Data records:
════════════════════
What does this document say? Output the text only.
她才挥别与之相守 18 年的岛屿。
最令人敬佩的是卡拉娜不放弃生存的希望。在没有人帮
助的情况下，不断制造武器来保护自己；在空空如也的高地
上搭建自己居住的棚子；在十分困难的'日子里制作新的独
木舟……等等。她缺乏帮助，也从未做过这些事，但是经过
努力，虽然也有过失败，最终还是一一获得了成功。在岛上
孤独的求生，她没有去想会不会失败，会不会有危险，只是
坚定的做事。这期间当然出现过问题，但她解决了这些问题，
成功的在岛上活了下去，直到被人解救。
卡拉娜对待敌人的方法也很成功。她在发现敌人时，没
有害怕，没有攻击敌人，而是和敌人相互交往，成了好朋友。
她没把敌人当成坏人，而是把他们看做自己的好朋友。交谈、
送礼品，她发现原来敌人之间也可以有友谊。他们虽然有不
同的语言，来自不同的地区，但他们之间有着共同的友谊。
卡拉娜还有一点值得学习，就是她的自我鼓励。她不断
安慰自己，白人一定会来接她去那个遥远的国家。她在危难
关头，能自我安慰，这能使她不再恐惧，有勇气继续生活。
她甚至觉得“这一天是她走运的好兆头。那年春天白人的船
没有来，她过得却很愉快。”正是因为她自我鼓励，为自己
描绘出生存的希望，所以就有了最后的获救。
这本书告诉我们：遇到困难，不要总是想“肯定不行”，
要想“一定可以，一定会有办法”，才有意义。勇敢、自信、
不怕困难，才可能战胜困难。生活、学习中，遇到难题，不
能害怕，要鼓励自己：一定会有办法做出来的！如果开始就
════════════════════
## Instructions to follow
Nothing may be left out: return each entry exactly as it reads.

## Full answer
What does this document say? Output the text only.
她才挥别与之相守 18 年的岛屿。
最令人敬佩的是卡拉娜不放弃生存的希望。在没有人帮
助的情况下，不断制造武器来保护自己；在空空如也的高地
上搭建自己居住的棚子；在十分困难的'日子里制作新的独
木舟……等等。她缺乏帮助，也从未做过这些事，但是经过
努力，虽然也有过失败，最终还是一一获得了成功。在岛上
孤独的求生，她没有去想会不会失败，会不会有危险，只是
坚定的做事。这期间当然出现过问题，但她解决了这些问题，
成功的在岛上活了下去，直到被人解救。
卡拉娜对待敌人的方法也很成功。她在发现敌人时，没
有害怕，没有攻击敌人，而是和敌人相互交往，成了好朋友。
她没把敌人当成坏人，而是把他们看做自己的好朋友。交谈、
送礼品，她发现原来敌人之间也可以有友谊。他们虽然有不
同的语言，来自不同的地区，但他们之间有着共同的友谊。
卡拉娜还有一点值得学习，就是她的自我鼓励。她不断
安慰自己，白人一定会来接她去那个遥远的国家。她在危难
关头，能自我安慰，这能使她不再恐惧，有勇气继续生活。
她甚至觉得“这一天是她走运的好兆头。那年春天白人的船
没有来，她过得却很愉快。”正是因为她自我鼓励，为自己
描绘出生存的希望，所以就有了最后的获救。
这本书告诉我们：遇到困难，不要总是想“肯定不行”，
要想“一定可以，一定会有办法”，才有意义。勇敢、自信、
不怕困难，才可能战胜困难。生活、学习中，遇到难题，不
能害怕，要鼓励自己：一定会有办法做出来的！如果开始就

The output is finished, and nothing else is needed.